[Figure dataset records]
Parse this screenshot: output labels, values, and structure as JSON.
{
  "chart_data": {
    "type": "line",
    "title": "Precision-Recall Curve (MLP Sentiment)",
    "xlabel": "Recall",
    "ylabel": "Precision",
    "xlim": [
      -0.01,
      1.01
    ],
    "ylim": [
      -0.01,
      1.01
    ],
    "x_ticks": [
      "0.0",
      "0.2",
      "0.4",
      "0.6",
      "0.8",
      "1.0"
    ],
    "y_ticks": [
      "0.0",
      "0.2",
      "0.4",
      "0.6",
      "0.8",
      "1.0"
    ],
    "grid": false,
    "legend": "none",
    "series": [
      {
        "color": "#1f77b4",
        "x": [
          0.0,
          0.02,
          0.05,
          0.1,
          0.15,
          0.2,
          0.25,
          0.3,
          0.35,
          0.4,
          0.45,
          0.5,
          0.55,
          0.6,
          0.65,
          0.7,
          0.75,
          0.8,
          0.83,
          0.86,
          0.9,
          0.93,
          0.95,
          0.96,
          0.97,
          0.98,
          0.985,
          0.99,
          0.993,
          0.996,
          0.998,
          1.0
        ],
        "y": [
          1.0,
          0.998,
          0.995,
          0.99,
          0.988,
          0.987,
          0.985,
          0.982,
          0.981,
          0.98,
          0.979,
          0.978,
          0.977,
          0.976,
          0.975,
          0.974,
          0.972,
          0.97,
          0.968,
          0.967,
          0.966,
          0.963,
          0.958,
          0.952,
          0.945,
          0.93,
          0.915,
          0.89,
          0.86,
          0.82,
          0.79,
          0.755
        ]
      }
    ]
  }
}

...

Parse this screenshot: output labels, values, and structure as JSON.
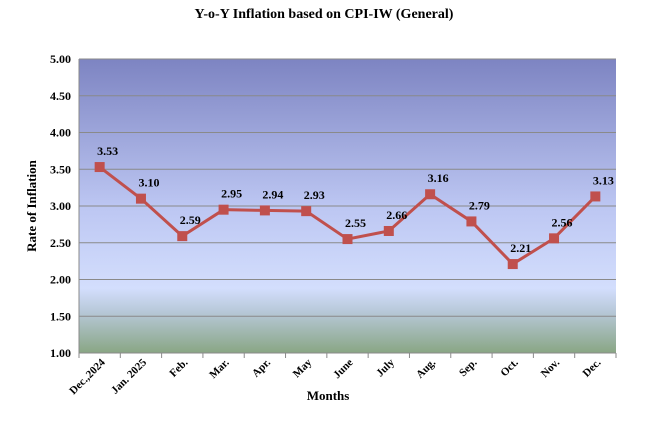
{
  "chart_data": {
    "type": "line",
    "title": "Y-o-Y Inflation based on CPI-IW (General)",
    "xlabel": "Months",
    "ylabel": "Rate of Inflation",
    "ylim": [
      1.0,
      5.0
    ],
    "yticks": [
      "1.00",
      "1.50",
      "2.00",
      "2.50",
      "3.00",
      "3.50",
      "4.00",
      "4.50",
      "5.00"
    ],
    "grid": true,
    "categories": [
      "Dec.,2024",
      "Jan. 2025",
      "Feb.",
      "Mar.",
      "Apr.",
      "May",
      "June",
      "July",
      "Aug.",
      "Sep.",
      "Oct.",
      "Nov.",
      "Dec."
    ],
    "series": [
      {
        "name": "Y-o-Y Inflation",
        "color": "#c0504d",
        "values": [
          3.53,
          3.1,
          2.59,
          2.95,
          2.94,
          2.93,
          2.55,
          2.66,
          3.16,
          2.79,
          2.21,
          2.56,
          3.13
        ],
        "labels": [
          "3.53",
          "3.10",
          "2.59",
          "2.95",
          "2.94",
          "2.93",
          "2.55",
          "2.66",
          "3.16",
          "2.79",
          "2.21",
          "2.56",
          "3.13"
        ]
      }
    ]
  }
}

* * *

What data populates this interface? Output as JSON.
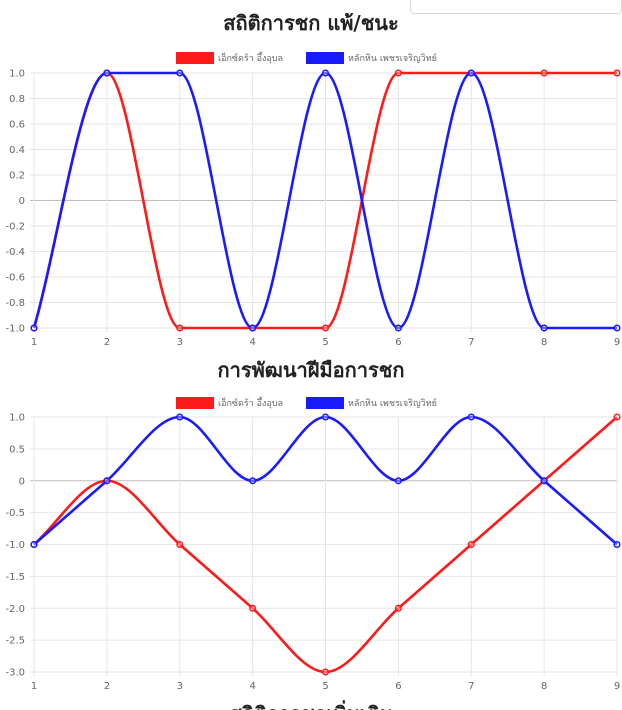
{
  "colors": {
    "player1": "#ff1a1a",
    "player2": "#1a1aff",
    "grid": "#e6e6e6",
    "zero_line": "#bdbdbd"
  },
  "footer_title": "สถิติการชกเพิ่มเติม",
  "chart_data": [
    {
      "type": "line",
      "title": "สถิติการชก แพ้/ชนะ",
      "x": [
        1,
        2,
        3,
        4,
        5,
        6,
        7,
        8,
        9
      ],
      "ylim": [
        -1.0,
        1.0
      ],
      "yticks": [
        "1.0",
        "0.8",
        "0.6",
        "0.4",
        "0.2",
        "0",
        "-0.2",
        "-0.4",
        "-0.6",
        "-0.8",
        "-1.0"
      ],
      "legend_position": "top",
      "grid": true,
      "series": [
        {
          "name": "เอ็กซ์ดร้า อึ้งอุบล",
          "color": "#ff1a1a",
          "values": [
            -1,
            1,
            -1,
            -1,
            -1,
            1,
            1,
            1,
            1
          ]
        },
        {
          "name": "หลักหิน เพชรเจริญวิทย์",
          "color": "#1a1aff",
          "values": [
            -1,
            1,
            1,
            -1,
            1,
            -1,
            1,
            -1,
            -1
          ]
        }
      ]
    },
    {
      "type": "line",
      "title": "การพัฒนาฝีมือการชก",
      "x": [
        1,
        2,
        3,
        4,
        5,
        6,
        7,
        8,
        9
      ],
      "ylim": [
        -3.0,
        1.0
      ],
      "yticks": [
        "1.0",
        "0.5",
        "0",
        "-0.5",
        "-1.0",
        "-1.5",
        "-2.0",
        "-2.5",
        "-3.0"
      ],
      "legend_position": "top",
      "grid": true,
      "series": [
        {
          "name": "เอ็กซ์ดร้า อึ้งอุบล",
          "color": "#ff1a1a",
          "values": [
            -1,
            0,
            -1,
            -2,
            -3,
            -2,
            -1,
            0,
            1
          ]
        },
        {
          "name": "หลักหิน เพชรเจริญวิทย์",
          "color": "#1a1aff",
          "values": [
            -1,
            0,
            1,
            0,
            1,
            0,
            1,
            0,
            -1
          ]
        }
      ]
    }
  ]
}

*What the exercise asks:* Pull out every line of the records that includes the string "grid".

*Task response:*
    "grid": false,
    "grid": true,
    "grid": "#e6e6e6",
      "grid": true,
      "grid": true,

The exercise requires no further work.